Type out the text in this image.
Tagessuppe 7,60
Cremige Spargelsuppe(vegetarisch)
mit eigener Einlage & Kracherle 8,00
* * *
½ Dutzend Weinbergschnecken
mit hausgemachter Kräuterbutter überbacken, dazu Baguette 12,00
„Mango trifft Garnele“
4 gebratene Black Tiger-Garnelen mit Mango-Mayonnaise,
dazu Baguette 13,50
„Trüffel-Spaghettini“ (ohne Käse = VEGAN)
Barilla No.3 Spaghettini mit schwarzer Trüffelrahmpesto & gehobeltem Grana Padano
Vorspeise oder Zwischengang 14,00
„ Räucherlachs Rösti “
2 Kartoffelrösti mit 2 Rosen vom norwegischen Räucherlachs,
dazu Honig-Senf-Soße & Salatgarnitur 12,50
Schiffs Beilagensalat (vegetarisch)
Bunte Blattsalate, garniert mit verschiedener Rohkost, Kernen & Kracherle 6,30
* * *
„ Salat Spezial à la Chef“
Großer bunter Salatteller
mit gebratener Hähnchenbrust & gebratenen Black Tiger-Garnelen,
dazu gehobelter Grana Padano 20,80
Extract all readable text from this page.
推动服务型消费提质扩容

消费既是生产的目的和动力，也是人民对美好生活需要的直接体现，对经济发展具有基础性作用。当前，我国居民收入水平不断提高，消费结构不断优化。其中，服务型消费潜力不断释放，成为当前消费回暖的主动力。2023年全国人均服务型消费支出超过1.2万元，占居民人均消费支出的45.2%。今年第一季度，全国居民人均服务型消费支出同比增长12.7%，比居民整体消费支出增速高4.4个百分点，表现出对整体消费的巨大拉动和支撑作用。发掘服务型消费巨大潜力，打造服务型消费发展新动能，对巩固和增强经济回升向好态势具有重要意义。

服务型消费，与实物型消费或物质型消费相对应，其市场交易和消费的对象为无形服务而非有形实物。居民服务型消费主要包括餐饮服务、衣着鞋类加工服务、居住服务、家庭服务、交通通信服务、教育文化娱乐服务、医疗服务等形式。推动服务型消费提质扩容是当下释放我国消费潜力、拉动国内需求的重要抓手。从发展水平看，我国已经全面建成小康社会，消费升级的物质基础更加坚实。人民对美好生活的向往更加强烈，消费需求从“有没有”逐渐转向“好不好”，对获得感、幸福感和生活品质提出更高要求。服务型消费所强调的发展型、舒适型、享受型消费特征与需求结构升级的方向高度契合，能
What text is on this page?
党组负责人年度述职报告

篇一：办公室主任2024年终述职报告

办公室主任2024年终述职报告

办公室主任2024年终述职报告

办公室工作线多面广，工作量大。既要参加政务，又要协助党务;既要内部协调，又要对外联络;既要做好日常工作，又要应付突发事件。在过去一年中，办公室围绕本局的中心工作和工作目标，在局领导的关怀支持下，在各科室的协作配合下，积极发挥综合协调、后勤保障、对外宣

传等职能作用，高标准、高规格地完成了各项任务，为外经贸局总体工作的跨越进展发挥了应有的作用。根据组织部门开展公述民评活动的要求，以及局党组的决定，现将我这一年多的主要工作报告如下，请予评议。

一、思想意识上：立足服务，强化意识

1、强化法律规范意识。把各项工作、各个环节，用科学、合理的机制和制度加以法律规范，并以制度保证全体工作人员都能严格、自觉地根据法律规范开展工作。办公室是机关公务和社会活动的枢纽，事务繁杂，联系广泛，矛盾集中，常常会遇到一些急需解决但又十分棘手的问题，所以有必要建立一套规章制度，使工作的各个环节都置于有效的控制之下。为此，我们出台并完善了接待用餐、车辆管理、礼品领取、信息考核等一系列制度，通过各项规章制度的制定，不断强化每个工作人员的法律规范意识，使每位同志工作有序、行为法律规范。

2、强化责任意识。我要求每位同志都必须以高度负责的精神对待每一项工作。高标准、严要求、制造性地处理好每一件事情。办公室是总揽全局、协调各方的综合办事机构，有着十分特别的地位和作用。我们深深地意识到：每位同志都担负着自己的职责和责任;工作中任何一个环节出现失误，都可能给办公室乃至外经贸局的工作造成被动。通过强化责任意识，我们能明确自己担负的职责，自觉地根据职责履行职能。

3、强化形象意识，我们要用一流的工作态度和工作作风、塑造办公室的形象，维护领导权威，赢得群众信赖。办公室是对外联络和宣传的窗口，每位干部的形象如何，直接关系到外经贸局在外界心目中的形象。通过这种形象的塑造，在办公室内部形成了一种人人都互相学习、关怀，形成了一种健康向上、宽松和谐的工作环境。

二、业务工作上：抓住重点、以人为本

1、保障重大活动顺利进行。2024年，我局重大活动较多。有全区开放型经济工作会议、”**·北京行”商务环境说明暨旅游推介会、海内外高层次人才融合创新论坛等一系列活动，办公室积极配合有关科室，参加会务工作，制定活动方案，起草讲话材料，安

What you need to do: Exactly reproduce all of the entries.

Task response:
Type out the text in this image.
Tagessuppe 7,60
Cremige Spargelsuppe(vegetarisch)
mit eigener Einlage & Kracherle 8,00
* * *
½ Dutzend Weinbergschnecken
mit hausgemachter Kräuterbutter überbacken, dazu Baguette 12,00
„Mango trifft Garnele“
4 gebratene Black Tiger-Garnelen mit Mango-Mayonnaise,
dazu Baguette 13,50
„Trüffel-Spaghettini“ (ohne Käse = VEGAN)
Barilla No.3 Spaghettini mit schwarzer Trüffelrahmpesto & gehobeltem Grana Padano
Vorspeise oder Zwischengang 14,00
„ Räucherlachs Rösti “
2 Kartoffelrösti mit 2 Rosen vom norwegischen Räucherlachs,
dazu Honig-Senf-Soße & Salatgarnitur 12,50
Schiffs Beilagensalat (vegetarisch)
Bunte Blattsalate, garniert mit verschiedener Rohkost, Kernen & Kracherle 6,30
* * *
„ Salat Spezial à la Chef“
Großer bunter Salatteller
mit gebratener Hähnchenbrust & gebratenen Black Tiger-Garnelen,
dazu gehobelter Grana Padano 20,80
Extract all readable text from this page.
推动服务型消费提质扩容

消费既是生产的目的和动力，也是人民对美好生活需要的直接体现，对经济发展具有基础性作用。当前，我国居民收入水平不断提高，消费结构不断优化。其中，服务型消费潜力不断释放，成为当前消费回暖的主动力。2023年全国人均服务型消费支出超过1.2万元，占居民人均消费支出的45.2%。今年第一季度，全国居民人均服务型消费支出同比增长12.7%，比居民整体消费支出增速高4.4个百分点，表现出对整体消费的巨大拉动和支撑作用。发掘服务型消费巨大潜力，打造服务型消费发展新动能，对巩固和增强经济回升向好态势具有重要意义。

服务型消费，与实物型消费或物质型消费相对应，其市场交易和消费的对象为无形服务而非有形实物。居民服务型消费主要包括餐饮服务、衣着鞋类加工服务、居住服务、家庭服务、交通通信服务、教育文化娱乐服务、医疗服务等形式。推动服务型消费提质扩容是当下释放我国消费潜力、拉动国内需求的重要抓手。从发展水平看，我国已经全面建成小康社会，消费升级的物质基础更加坚实。人民对美好生活的向往更加强烈，消费需求从“有没有”逐渐转向“好不好”，对获得感、幸福感和生活品质提出更高要求。服务型消费所强调的发展型、舒适型、享受型消费特征与需求结构升级的方向高度契合，能
What text is on this page?
党组负责人年度述职报告

篇一：办公室主任2024年终述职报告

办公室主任2024年终述职报告

办公室主任2024年终述职报告

办公室工作线多面广，工作量大。既要参加政务，又要协助党务;既要内部协调，又要对外联络;既要做好日常工作，又要应付突发事件。在过去一年中，办公室围绕本局的中心工作和工作目标，在局领导的关怀支持下，在各科室的协作配合下，积极发挥综合协调、后勤保障、对外宣

传等职能作用，高标准、高规格地完成了各项任务，为外经贸局总体工作的跨越进展发挥了应有的作用。根据组织部门开展公述民评活动的要求，以及局党组的决定，现将我这一年多的主要工作报告如下，请予评议。

一、思想意识上：立足服务，强化意识

1、强化法律规范意识。把各项工作、各个环节，用科学、合理的机制和制度加以法律规范，并以制度保证全体工作人员都能严格、自觉地根据法律规范开展工作。办公室是机关公务和社会活动的枢纽，事务繁杂，联系广泛，矛盾集中，常常会遇到一些急需解决但又十分棘手的问题，所以有必要建立一套规章制度，使工作的各个环节都置于有效的控制之下。为此，我们出台并完善了接待用餐、车辆管理、礼品领取、信息考核等一系列制度，通过各项规章制度的制定，不断强化每个工作人员的法律规范意识，使每位同志工作有序、行为法律规范。

2、强化责任意识。我要求每位同志都必须以高度负责的精神对待每一项工作。高标准、严要求、制造性地处理好每一件事情。办公室是总揽全局、协调各方的综合办事机构，有着十分特别的地位和作用。我们深深地意识到：每位同志都担负着自己的职责和责任;工作中任何一个环节出现失误，都可能给办公室乃至外经贸局的工作造成被动。通过强化责任意识，我们能明确自己担负的职责，自觉地根据职责履行职能。

3、强化形象意识，我们要用一流的工作态度和工作作风、塑造办公室的形象，维护领导权威，赢得群众信赖。办公室是对外联络和宣传的窗口，每位干部的形象如何，直接关系到外经贸局在外界心目中的形象。通过这种形象的塑造，在办公室内部形成了一种人人都互相学习、关怀，形成了一种健康向上、宽松和谐的工作环境。

二、业务工作上：抓住重点、以人为本

1、保障重大活动顺利进行。2024年，我局重大活动较多。有全区开放型经济工作会议、”**·北京行”商务环境说明暨旅游推介会、海内外高层次人才融合创新论坛等一系列活动，办公室积极配合有关科室，参加会务工作，制定活动方案，起草讲话材料，安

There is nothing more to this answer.